**PROBLEM TO WORK ON:**
Please rename "count-point" to "count-marker" in the entries below, and give every line again with nothing else changed.

**RECORD EXCERPTS:**
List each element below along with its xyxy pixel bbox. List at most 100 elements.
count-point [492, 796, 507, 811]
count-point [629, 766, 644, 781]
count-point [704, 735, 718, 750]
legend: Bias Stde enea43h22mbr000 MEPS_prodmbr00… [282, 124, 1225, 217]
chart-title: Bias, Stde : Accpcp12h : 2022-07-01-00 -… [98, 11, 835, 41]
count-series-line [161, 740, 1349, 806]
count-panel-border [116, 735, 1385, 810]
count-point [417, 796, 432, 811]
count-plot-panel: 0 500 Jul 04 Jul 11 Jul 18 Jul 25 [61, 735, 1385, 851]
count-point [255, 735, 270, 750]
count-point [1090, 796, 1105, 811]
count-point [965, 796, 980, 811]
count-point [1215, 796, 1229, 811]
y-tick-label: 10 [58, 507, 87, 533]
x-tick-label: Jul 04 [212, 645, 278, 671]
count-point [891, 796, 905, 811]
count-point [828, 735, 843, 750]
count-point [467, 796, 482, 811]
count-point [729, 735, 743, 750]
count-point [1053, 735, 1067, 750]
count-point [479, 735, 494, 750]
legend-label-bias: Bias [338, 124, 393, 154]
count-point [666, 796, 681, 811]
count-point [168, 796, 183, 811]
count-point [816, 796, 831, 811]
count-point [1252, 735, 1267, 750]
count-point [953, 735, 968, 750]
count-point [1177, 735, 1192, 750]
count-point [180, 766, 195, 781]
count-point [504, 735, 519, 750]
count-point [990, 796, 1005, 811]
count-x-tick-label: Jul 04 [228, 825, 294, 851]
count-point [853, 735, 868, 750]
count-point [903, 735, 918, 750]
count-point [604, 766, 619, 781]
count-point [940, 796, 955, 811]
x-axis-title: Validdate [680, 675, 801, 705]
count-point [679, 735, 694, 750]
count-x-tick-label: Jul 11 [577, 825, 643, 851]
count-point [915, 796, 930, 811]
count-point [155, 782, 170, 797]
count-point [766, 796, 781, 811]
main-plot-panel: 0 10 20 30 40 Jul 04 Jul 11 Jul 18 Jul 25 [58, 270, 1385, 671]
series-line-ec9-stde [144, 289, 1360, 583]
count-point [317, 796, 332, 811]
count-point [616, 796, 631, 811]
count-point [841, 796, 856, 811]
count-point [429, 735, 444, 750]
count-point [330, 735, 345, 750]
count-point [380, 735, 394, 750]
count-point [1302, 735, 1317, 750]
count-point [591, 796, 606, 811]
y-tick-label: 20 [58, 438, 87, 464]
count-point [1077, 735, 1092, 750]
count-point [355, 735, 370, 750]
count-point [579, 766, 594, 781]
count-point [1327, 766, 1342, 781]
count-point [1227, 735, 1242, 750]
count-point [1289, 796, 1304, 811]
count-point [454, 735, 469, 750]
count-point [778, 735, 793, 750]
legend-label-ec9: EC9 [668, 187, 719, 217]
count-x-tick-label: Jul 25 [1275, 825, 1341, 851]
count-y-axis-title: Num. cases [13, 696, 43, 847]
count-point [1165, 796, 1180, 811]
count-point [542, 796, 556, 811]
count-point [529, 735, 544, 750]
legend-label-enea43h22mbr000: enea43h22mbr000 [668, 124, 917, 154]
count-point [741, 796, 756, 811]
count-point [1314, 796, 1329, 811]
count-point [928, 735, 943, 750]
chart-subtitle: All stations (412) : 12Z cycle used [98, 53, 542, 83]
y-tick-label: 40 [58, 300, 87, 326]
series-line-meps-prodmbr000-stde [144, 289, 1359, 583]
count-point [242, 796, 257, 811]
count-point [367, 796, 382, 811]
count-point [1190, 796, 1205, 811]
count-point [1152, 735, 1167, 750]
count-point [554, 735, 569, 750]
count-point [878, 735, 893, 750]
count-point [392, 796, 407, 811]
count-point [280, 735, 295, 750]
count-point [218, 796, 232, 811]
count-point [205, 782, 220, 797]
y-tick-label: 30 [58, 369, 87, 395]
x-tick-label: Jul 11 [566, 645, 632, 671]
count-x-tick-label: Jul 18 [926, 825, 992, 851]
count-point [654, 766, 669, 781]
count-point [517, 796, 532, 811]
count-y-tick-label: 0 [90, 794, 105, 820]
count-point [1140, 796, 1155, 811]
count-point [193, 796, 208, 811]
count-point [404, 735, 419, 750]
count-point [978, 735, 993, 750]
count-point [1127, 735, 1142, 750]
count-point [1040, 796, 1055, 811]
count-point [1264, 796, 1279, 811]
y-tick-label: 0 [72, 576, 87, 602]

**SOLUTION FOR THIS PROBLEM:**
List each element below along with its xyxy pixel bbox. List at most 100 elements.
count-marker [492, 796, 507, 811]
count-marker [629, 766, 644, 781]
count-marker [704, 735, 718, 750]
legend: Bias Stde enea43h22mbr000 MEPS_prodmbr00… [282, 124, 1225, 217]
chart-title: Bias, Stde : Accpcp12h : 2022-07-01-00 -… [98, 11, 835, 41]
count-series-line [161, 740, 1349, 806]
count-panel-border [116, 735, 1385, 810]
count-marker [417, 796, 432, 811]
count-plot-panel: 0 500 Jul 04 Jul 11 Jul 18 Jul 25 [61, 735, 1385, 851]
count-marker [255, 735, 270, 750]
count-marker [1090, 796, 1105, 811]
count-marker [965, 796, 980, 811]
count-marker [1215, 796, 1229, 811]
y-tick-label: 10 [58, 507, 87, 533]
x-tick-label: Jul 04 [212, 645, 278, 671]
count-marker [891, 796, 905, 811]
count-marker [828, 735, 843, 750]
count-marker [467, 796, 482, 811]
count-marker [729, 735, 743, 750]
count-marker [1053, 735, 1067, 750]
count-marker [479, 735, 494, 750]
legend-label-bias: Bias [338, 124, 393, 154]
count-marker [666, 796, 681, 811]
count-marker [168, 796, 183, 811]
count-marker [816, 796, 831, 811]
count-marker [1252, 735, 1267, 750]
count-marker [953, 735, 968, 750]
count-marker [1177, 735, 1192, 750]
count-marker [180, 766, 195, 781]
count-marker [504, 735, 519, 750]
count-marker [990, 796, 1005, 811]
count-x-tick-label: Jul 04 [228, 825, 294, 851]
count-marker [853, 735, 868, 750]
count-marker [903, 735, 918, 750]
count-marker [604, 766, 619, 781]
count-marker [940, 796, 955, 811]
x-axis-title: Validdate [680, 675, 801, 705]
count-marker [679, 735, 694, 750]
count-x-tick-label: Jul 11 [577, 825, 643, 851]
count-marker [915, 796, 930, 811]
count-marker [155, 782, 170, 797]
count-marker [766, 796, 781, 811]
main-plot-panel: 0 10 20 30 40 Jul 04 Jul 11 Jul 18 Jul 25 [58, 270, 1385, 671]
series-line-ec9-stde [144, 289, 1360, 583]
count-marker [317, 796, 332, 811]
count-marker [616, 796, 631, 811]
count-marker [841, 796, 856, 811]
count-marker [429, 735, 444, 750]
count-marker [330, 735, 345, 750]
count-marker [380, 735, 394, 750]
count-marker [1302, 735, 1317, 750]
count-marker [591, 796, 606, 811]
y-tick-label: 20 [58, 438, 87, 464]
count-marker [1077, 735, 1092, 750]
count-marker [355, 735, 370, 750]
count-marker [579, 766, 594, 781]
count-marker [1327, 766, 1342, 781]
count-marker [1227, 735, 1242, 750]
count-marker [1289, 796, 1304, 811]
count-marker [454, 735, 469, 750]
count-marker [778, 735, 793, 750]
legend-label-ec9: EC9 [668, 187, 719, 217]
count-x-tick-label: Jul 25 [1275, 825, 1341, 851]
count-y-axis-title: Num. cases [13, 696, 43, 847]
count-marker [1165, 796, 1180, 811]
count-marker [542, 796, 556, 811]
count-marker [529, 735, 544, 750]
legend-label-enea43h22mbr000: enea43h22mbr000 [668, 124, 917, 154]
count-marker [741, 796, 756, 811]
count-marker [1314, 796, 1329, 811]
count-marker [928, 735, 943, 750]
chart-subtitle: All stations (412) : 12Z cycle used [98, 53, 542, 83]
y-tick-label: 40 [58, 300, 87, 326]
series-line-meps-prodmbr000-stde [144, 289, 1359, 583]
count-marker [242, 796, 257, 811]
count-marker [367, 796, 382, 811]
count-marker [1190, 796, 1205, 811]
count-marker [1152, 735, 1167, 750]
count-marker [554, 735, 569, 750]
count-marker [878, 735, 893, 750]
count-marker [392, 796, 407, 811]
count-marker [280, 735, 295, 750]
count-marker [218, 796, 232, 811]
count-marker [205, 782, 220, 797]
y-tick-label: 30 [58, 369, 87, 395]
x-tick-label: Jul 11 [566, 645, 632, 671]
count-x-tick-label: Jul 18 [926, 825, 992, 851]
count-marker [654, 766, 669, 781]
count-marker [517, 796, 532, 811]
count-y-tick-label: 0 [90, 794, 105, 820]
count-marker [1140, 796, 1155, 811]
count-marker [193, 796, 208, 811]
count-marker [404, 735, 419, 750]
count-marker [978, 735, 993, 750]
count-marker [1127, 735, 1142, 750]
count-marker [1040, 796, 1055, 811]
count-marker [1264, 796, 1279, 811]
y-tick-label: 0 [72, 576, 87, 602]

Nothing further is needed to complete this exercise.